— Exercise requirements —
Look through the data and write out every line with the word "consultation" in it.

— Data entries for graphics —
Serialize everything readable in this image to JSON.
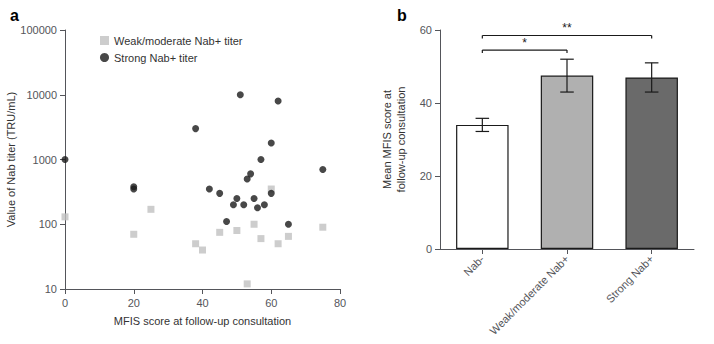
{
  "chart_data": [
    {
      "type": "scatter",
      "title": "a",
      "xlabel": "MFIS score at follow-up consultation",
      "ylabel": "Value of Nab titer (TRU/mL)",
      "series": [
        {
          "name": "Weak/moderate Nab+ titer",
          "color": "#c0c0c0",
          "marker": "square",
          "x": [
            0,
            20,
            25,
            38,
            40,
            45,
            50,
            53,
            55,
            57,
            60,
            62,
            65,
            75
          ],
          "values": [
            130,
            70,
            170,
            50,
            40,
            75,
            80,
            12,
            100,
            60,
            350,
            50,
            65,
            90
          ]
        },
        {
          "name": "Strong Nab+ titer",
          "color": "#1a1a1a",
          "marker": "circle",
          "x": [
            0,
            20,
            20,
            38,
            42,
            45,
            47,
            49,
            50,
            51,
            52,
            53,
            54,
            55,
            56,
            57,
            58,
            60,
            60,
            62,
            65,
            75
          ],
          "values": [
            1000,
            380,
            350,
            3000,
            350,
            300,
            110,
            200,
            250,
            10000,
            200,
            500,
            600,
            250,
            180,
            1000,
            200,
            1800,
            300,
            8000,
            100,
            700
          ]
        }
      ],
      "xlim": [
        0,
        80
      ],
      "ylim": [
        10,
        100000
      ],
      "xticks": [
        0,
        20,
        40,
        60,
        80
      ],
      "yticks": [
        10,
        100,
        1000,
        10000,
        100000
      ],
      "log": "y",
      "legend": "upper left",
      "grid": false
    },
    {
      "type": "bar",
      "title": "b",
      "categories": [
        "Nab-",
        "Weak/moderate Nab+",
        "Strong Nab+"
      ],
      "values": [
        34,
        47.5,
        47
      ],
      "errors": [
        1.8,
        4.5,
        4.0
      ],
      "colors": [
        "#ffffff",
        "#b0b0b0",
        "#6a6a6a"
      ],
      "ylabel": "Mean MFIS score at\nfollow-up consultation",
      "ylim": [
        0,
        60
      ],
      "yticks": [
        0,
        20,
        40,
        60
      ],
      "annotations": [
        {
          "from": "Nab-",
          "to": "Weak/moderate Nab+",
          "y": 54.5,
          "label": "*"
        },
        {
          "from": "Nab-",
          "to": "Strong Nab+",
          "y": 58.5,
          "label": "**"
        }
      ],
      "grid": false
    }
  ]
}
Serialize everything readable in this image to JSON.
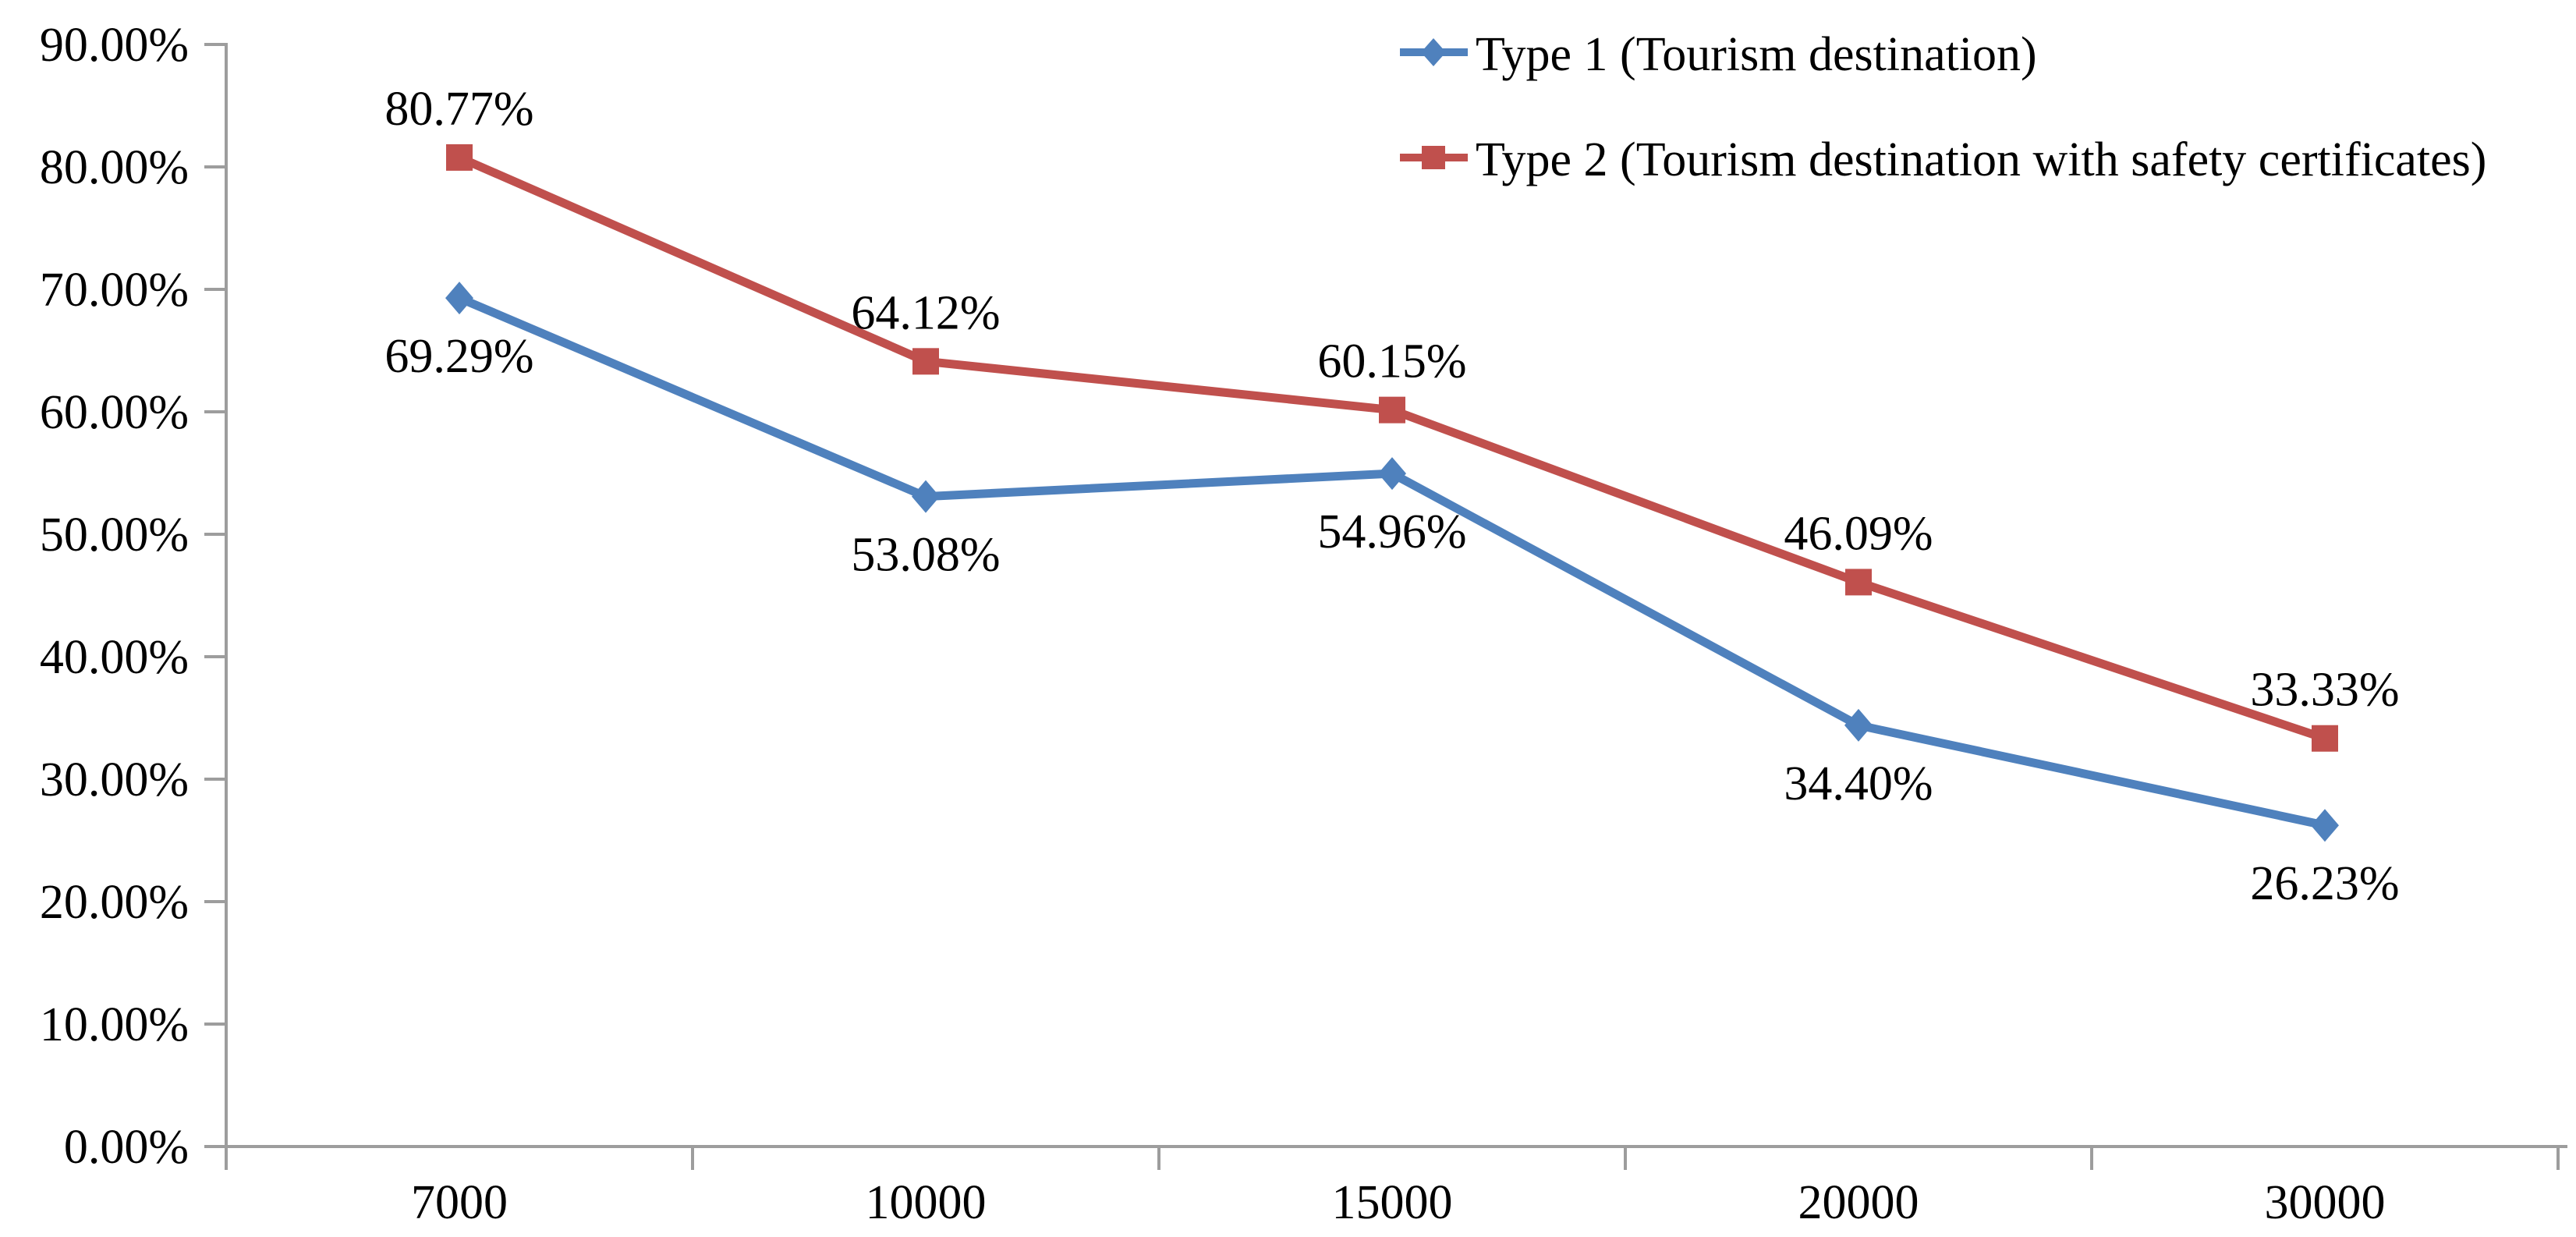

— Solution to this exercise —
      "xlabel": "MFIS score at follow-up consultation",
      "ylabel": "Mean MFIS score at\nfollow-up consultation",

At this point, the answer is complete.